- **The exercise**:
Do any lines in the data below contain "page"? If so, copy every one of them.

═════ Material ═════

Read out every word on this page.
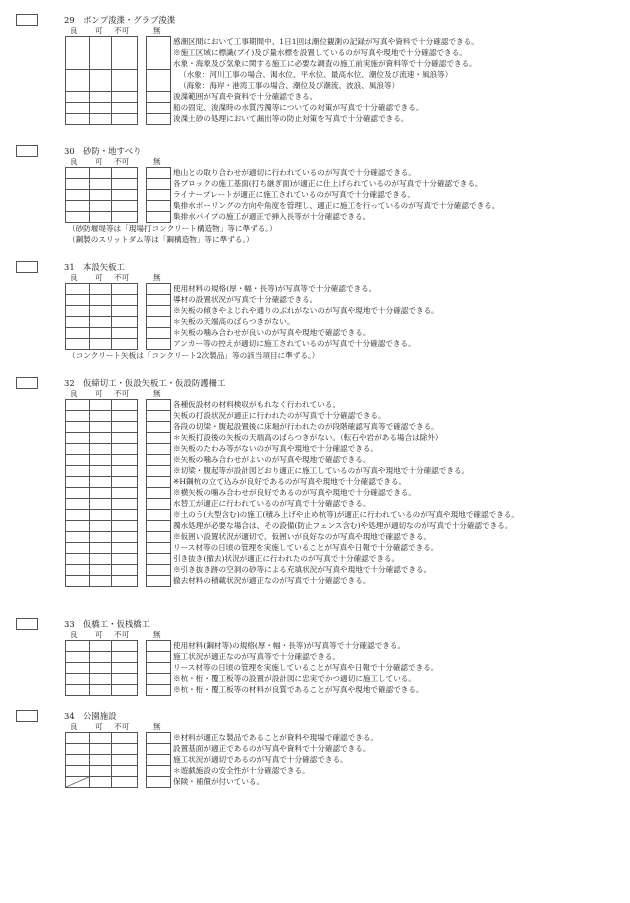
29　ポンプ浚渫・グラブ浚渫
良 可 不可	無
感潮区間において工事期間中、1日1回は潮位観測の記録が写真や資料で十分確認できる。
※施工区域に標識(ブイ)及び量水標を設置しているのが写真や現地で十分確認できる。
水象・海象及び気象に関する施工に必要な調査の施工前実施が資料等で十分確認できる。
（水象：河川工事の場合、渇水位、平水位、最高水位、潮位及び流速・風浪等）
（海象：海岸・港湾工事の場合、潮位及び潮流、波浪、風浪等）
浚渫範囲が写真や資料で十分確認できる。
船の固定、浚渫時の水質汚濁等についての対策が写真で十分確認できる。
浚渫土砂の処理において漏出等の防止対策を写真で十分確認できる。
30　砂防・地すべり
良 可 不可	無
地山との取り合わせが適切に行われているのが写真で十分確認できる。
各ブロックの施工基面(打ち継ぎ面)が適正に仕上げられているのが写真で十分確認できる。
ライナープレートが適正に施工されているのが写真で十分確認できる。
集排水ボーリングの方向や角度を管理し、適正に施工を行っているのが写真で十分確認できる。
集排水パイプの施工が適正で挿入長等が十分確認できる。
（砂防堰堤等は「現場打コンクリート構造物」等に準ずる。）
（鋼製のスリットダム等は「鋼構造物」等に準ずる。）
31　本設矢板工
良 可 不可	無
使用材料の規格(厚・幅・長等)が写真等で十分確認できる。
導材の設置状況が写真で十分確認できる。
※矢板の傾きやよじれや通りのぶれがないのが写真や現地で十分確認できる。
＊矢板の天端高のばらつきがない。
＊矢板の噛み合わせが良いのが写真や現地で確認できる。
アンカー等の控えが適切に施工されているのが写真で十分確認できる。
（コンクリート矢板は「コンクリート2次製品」等の該当項目に準ずる。）
32　仮締切工・仮設矢板工・仮設防護柵工
良 可 不可	無
各種仮設材の材料検収がもれなく行われている。
矢板の打設状況が適正に行われたのが写真で十分確認できる。
各段の切梁・腹起設置後に床堀が行われたのが段階確認写真等で確認できる。
＊矢板打設後の矢板の天端高のばらつきがない。（転石や岩がある場合は除外）
※矢板のたわみ等がないのが写真や現地で十分確認できる。
※矢板の噛み合わせがよいのが写真や現地で確認できる。
※切梁・腹起等が設計図どおり適正に施工しているのが写真や現地で十分確認できる。
※H鋼杭の立て込みが良好であるのが写真や現地で十分確認できる。
※横矢板の噛み合わせが良好であるのが写真や現地で十分確認できる。
水替工が適正に行われているのが写真で十分確認できる。
※土のう(大型含む)の施工(積み上げや止め杭等)が適正に行われているのが写真や現地で確認できる。
濁水処理が必要な場合は、その設備(防止フェンス含む)や処理が適切なのが写真で十分確認できる。
※仮囲い設置状況が適切で、仮囲いが良好なのが写真や現地で確認できる。
リース材等の日頃の管理を実施していることが写真や日報で十分確認できる。
引き抜き(撤去)状況が適正に行われたのが写真で十分確認できる。
※引き抜き跡の空洞の砂等による充填状況が写真や現地で十分確認できる。
撤去材料の積載状況が適正なのが写真で十分確認できる。
33　仮橋工・仮桟橋工
良 可 不可	無
使用材料(鋼材等)の規格(厚・幅・長等)が写真等で十分確認できる。
施工状況が適正なのが写真等で十分確認できる。
リース材等の日頃の管理を実施していることが写真や日報で十分確認できる。
※杭・桁・覆工板等の設置が設計図に忠実でかつ適切に施工している。
※杭・桁・覆工板等の材料が良質であることが写真や現地で確認できる。
34　公園施設
良 可 不可	無
※材料が適正な製品であることが資料や現場で確認できる。
設置基面が適正であるのが写真や資料で十分確認できる。
施工状況が適切であるのが写真で十分確認できる。
＊遊戯施設の安全性が十分確認できる。
保険・補償が付いている。
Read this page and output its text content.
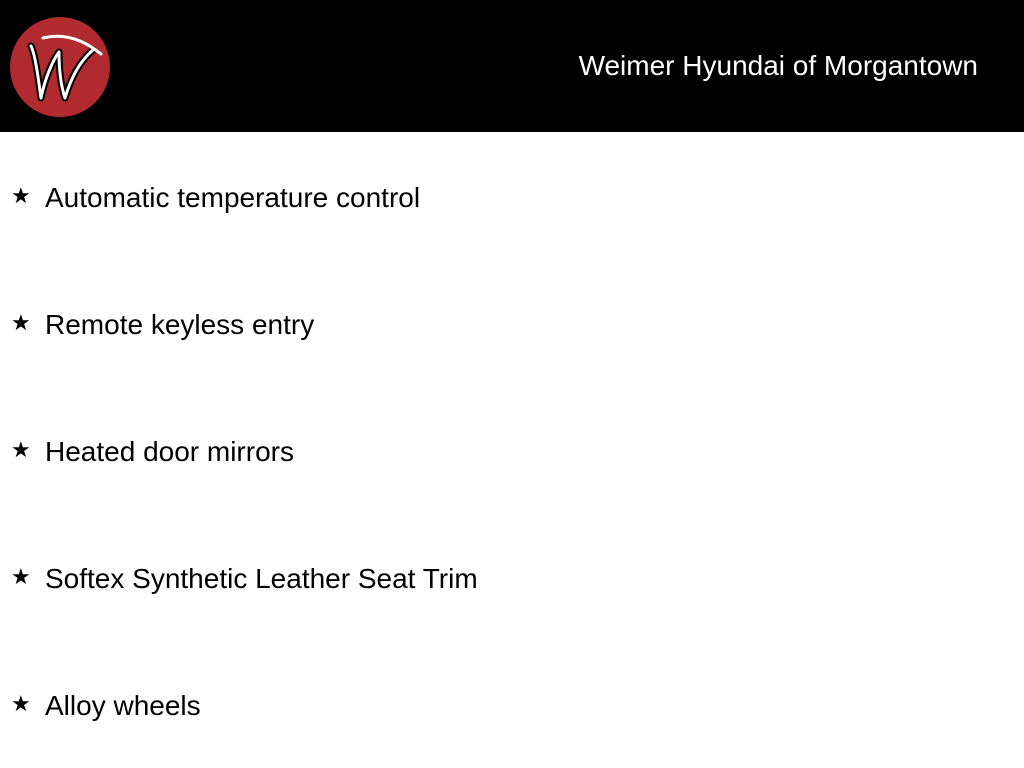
Weimer Hyundai of Morgantown
★ Automatic temperature control
★ Remote keyless entry
★ Heated door mirrors
★ Softex Synthetic Leather Seat Trim
★ Alloy wheels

═════

- **Exercise answer**:
Read out every word on this page.
Read this page and output its text content.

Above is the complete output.